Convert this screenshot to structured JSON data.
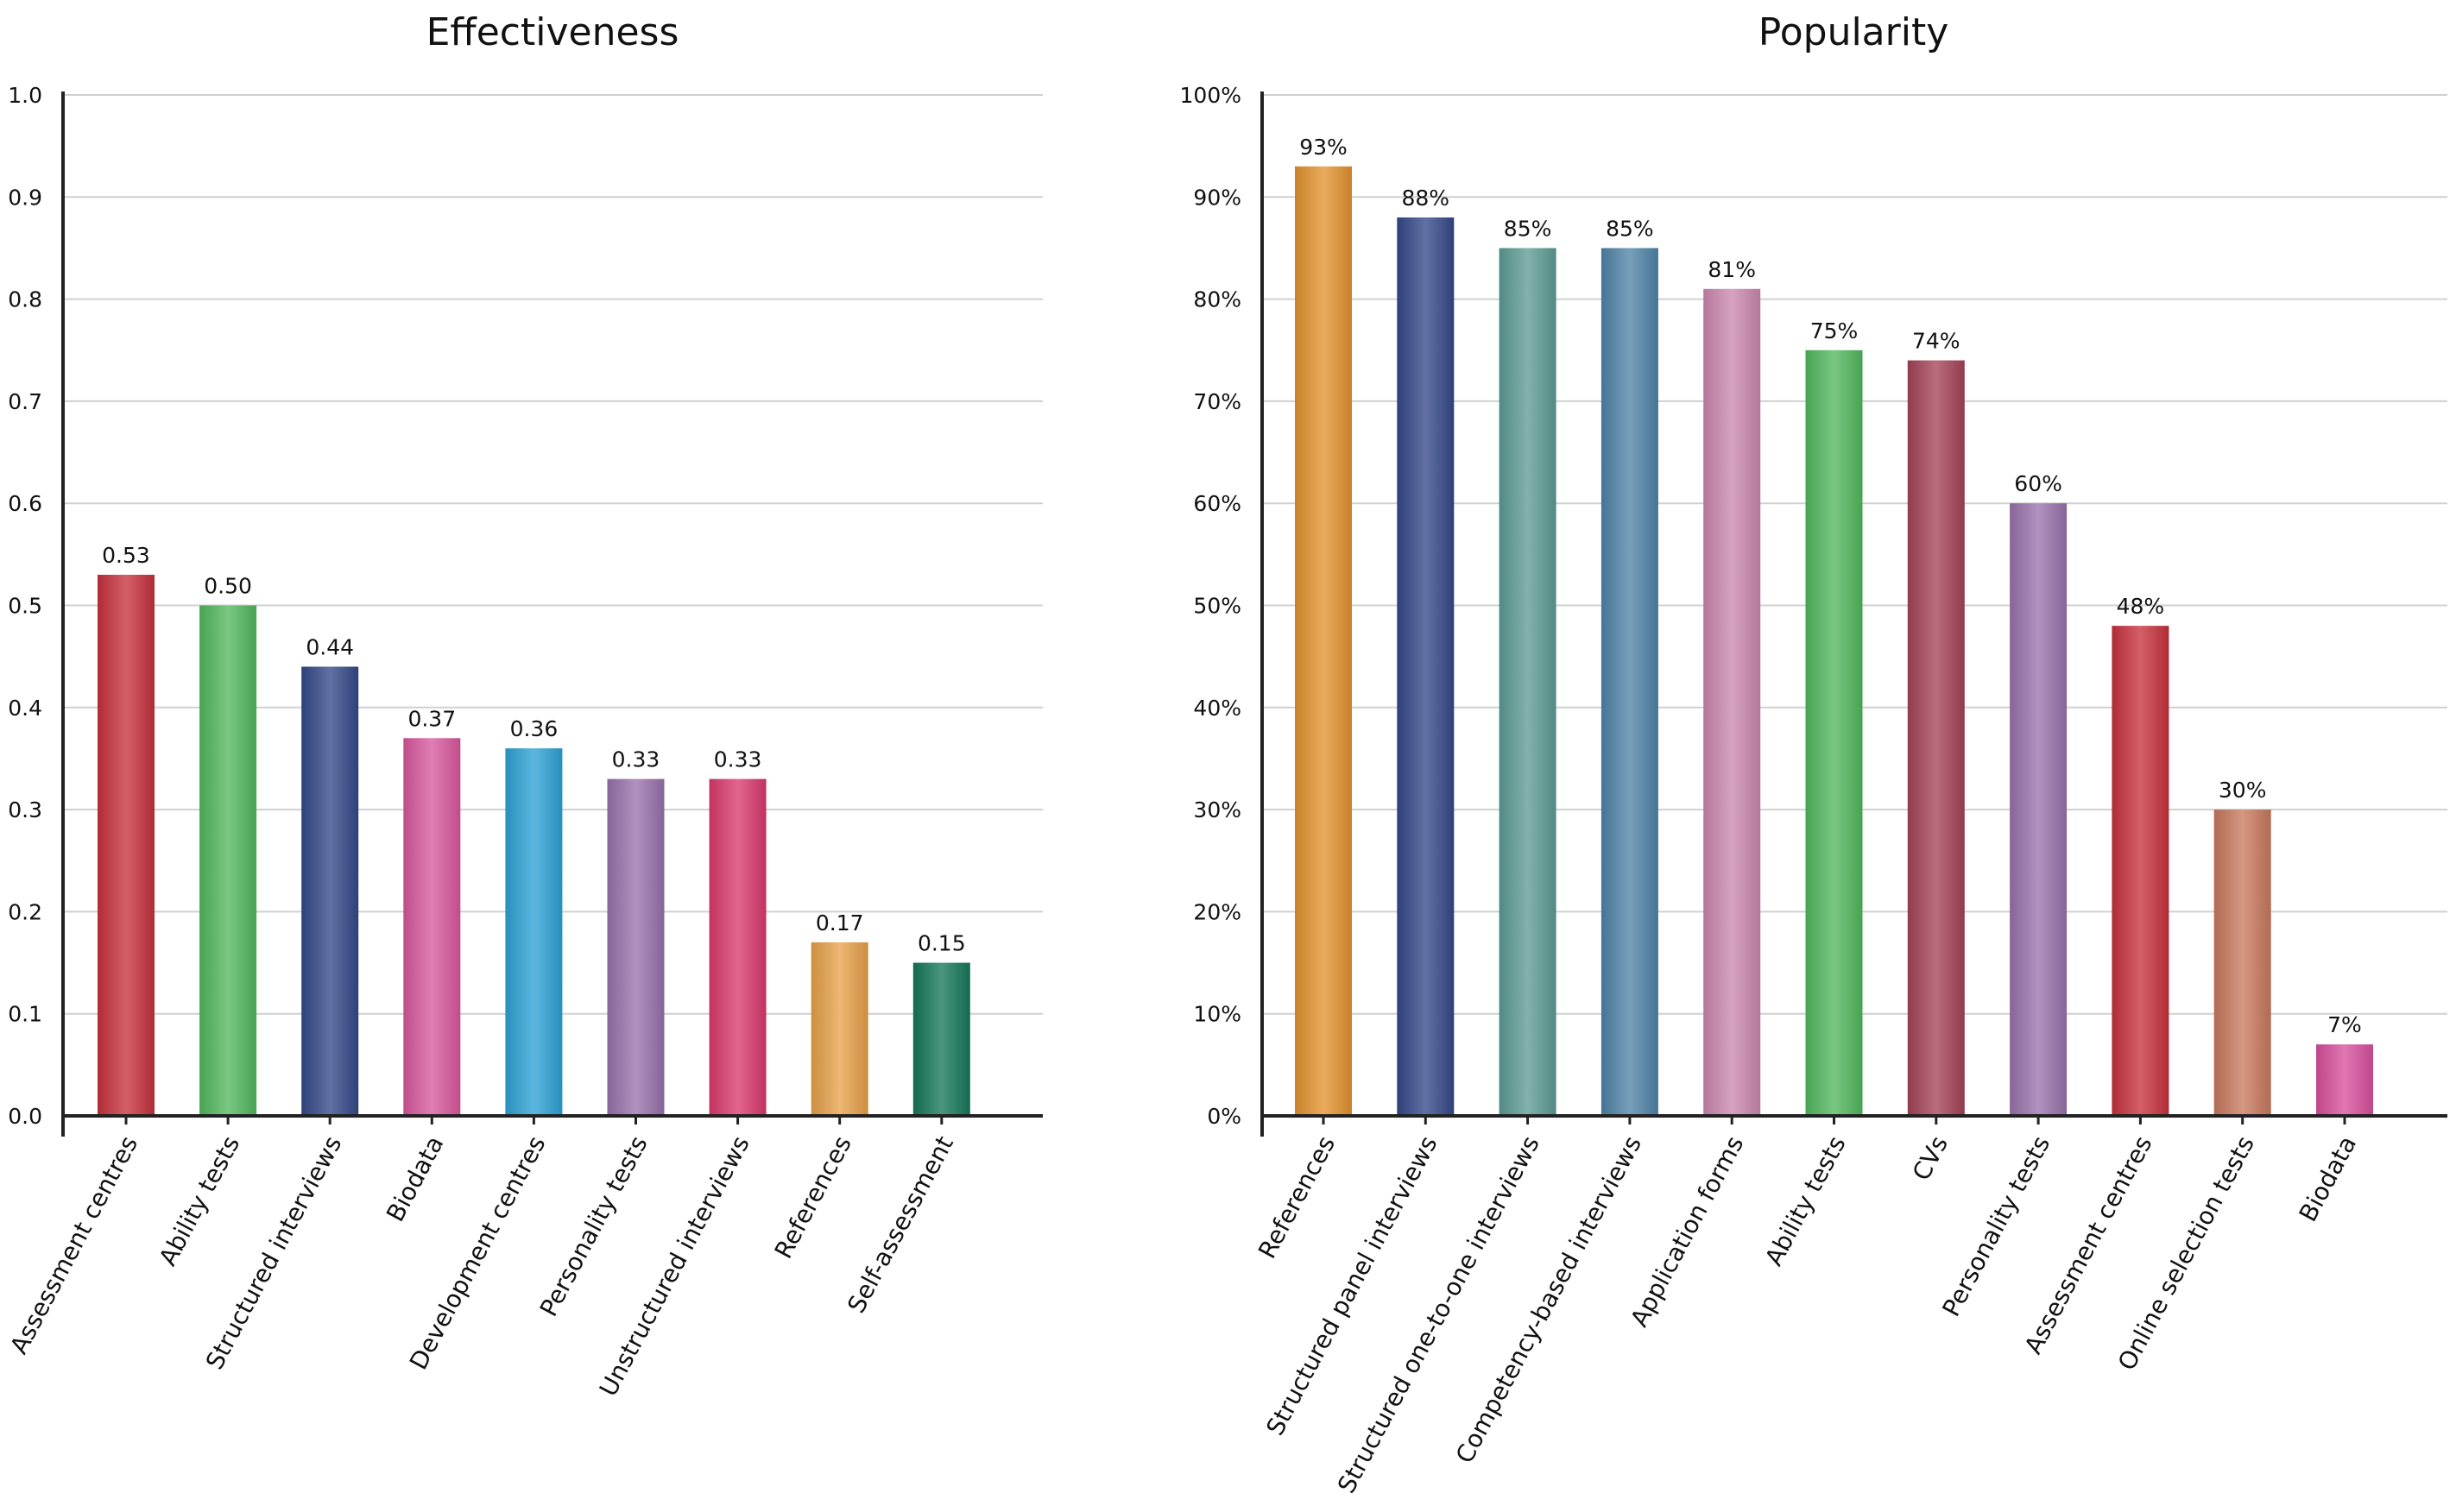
{
  "chart_data": [
    {
      "type": "bar",
      "title": "Effectiveness",
      "categories": [
        "Assessment centres",
        "Ability tests",
        "Structured interviews",
        "Biodata",
        "Development centres",
        "Personality tests",
        "Unstructured interviews",
        "References",
        "Self-assessment"
      ],
      "values": [
        0.53,
        0.5,
        0.44,
        0.37,
        0.36,
        0.33,
        0.33,
        0.17,
        0.15
      ],
      "value_labels": [
        "0.53",
        "0.50",
        "0.44",
        "0.37",
        "0.36",
        "0.33",
        "0.33",
        "0.17",
        "0.15"
      ],
      "colors": [
        "#c8323c",
        "#52b95e",
        "#34498a",
        "#d9599e",
        "#2ea3d6",
        "#9a72ad",
        "#db3a6e",
        "#e8a24a",
        "#16795a"
      ],
      "ylim": [
        0,
        1.0
      ],
      "yticks": [
        "0.0",
        "0.1",
        "0.2",
        "0.3",
        "0.4",
        "0.5",
        "0.6",
        "0.7",
        "0.8",
        "0.9",
        "1.0"
      ],
      "xlabel": "",
      "ylabel": "",
      "grid": true
    },
    {
      "type": "bar",
      "title": "Popularity",
      "categories": [
        "References",
        "Structured panel interviews",
        "Structured one-to-one interviews",
        "Competency-based interviews",
        "Application forms",
        "Ability tests",
        "CVs",
        "Personality tests",
        "Assessment centres",
        "Online selection tests",
        "Biodata"
      ],
      "values": [
        93,
        88,
        85,
        85,
        81,
        75,
        74,
        60,
        48,
        30,
        7
      ],
      "value_labels": [
        "93%",
        "88%",
        "85%",
        "85%",
        "81%",
        "75%",
        "74%",
        "60%",
        "48%",
        "30%",
        "7%"
      ],
      "colors": [
        "#e4932f",
        "#34498a",
        "#5e9c95",
        "#4f84a8",
        "#cc88b0",
        "#52b95e",
        "#a54458",
        "#9a72ad",
        "#c8323c",
        "#c97a5e",
        "#d9509e"
      ],
      "ylim": [
        0,
        100
      ],
      "yticks": [
        "0%",
        "10%",
        "20%",
        "30%",
        "40%",
        "50%",
        "60%",
        "70%",
        "80%",
        "90%",
        "100%"
      ],
      "xlabel": "",
      "ylabel": "",
      "grid": true
    }
  ]
}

┄┄┄┄┄┄┄┄┄┄┄┄┄┄┄┄┄┄┄┄

• _GOAL_
All of the material above is to be copied exactly, except for its images.

• _WORKED ANSWER_
Convert this screenshot to structured JSON data.
{
  "chart_data": [
    {
      "type": "bar",
      "title": "Effectiveness",
      "categories": [
        "Assessment centres",
        "Ability tests",
        "Structured interviews",
        "Biodata",
        "Development centres",
        "Personality tests",
        "Unstructured interviews",
        "References",
        "Self-assessment"
      ],
      "values": [
        0.53,
        0.5,
        0.44,
        0.37,
        0.36,
        0.33,
        0.33,
        0.17,
        0.15
      ],
      "value_labels": [
        "0.53",
        "0.50",
        "0.44",
        "0.37",
        "0.36",
        "0.33",
        "0.33",
        "0.17",
        "0.15"
      ],
      "colors": [
        "#c8323c",
        "#52b95e",
        "#34498a",
        "#d9599e",
        "#2ea3d6",
        "#9a72ad",
        "#db3a6e",
        "#e8a24a",
        "#16795a"
      ],
      "ylim": [
        0,
        1.0
      ],
      "yticks": [
        "0.0",
        "0.1",
        "0.2",
        "0.3",
        "0.4",
        "0.5",
        "0.6",
        "0.7",
        "0.8",
        "0.9",
        "1.0"
      ],
      "xlabel": "",
      "ylabel": "",
      "grid": true
    },
    {
      "type": "bar",
      "title": "Popularity",
      "categories": [
        "References",
        "Structured panel interviews",
        "Structured one-to-one interviews",
        "Competency-based interviews",
        "Application forms",
        "Ability tests",
        "CVs",
        "Personality tests",
        "Assessment centres",
        "Online selection tests",
        "Biodata"
      ],
      "values": [
        93,
        88,
        85,
        85,
        81,
        75,
        74,
        60,
        48,
        30,
        7
      ],
      "value_labels": [
        "93%",
        "88%",
        "85%",
        "85%",
        "81%",
        "75%",
        "74%",
        "60%",
        "48%",
        "30%",
        "7%"
      ],
      "colors": [
        "#e4932f",
        "#34498a",
        "#5e9c95",
        "#4f84a8",
        "#cc88b0",
        "#52b95e",
        "#a54458",
        "#9a72ad",
        "#c8323c",
        "#c97a5e",
        "#d9509e"
      ],
      "ylim": [
        0,
        100
      ],
      "yticks": [
        "0%",
        "10%",
        "20%",
        "30%",
        "40%",
        "50%",
        "60%",
        "70%",
        "80%",
        "90%",
        "100%"
      ],
      "xlabel": "",
      "ylabel": "",
      "grid": true
    }
  ]
}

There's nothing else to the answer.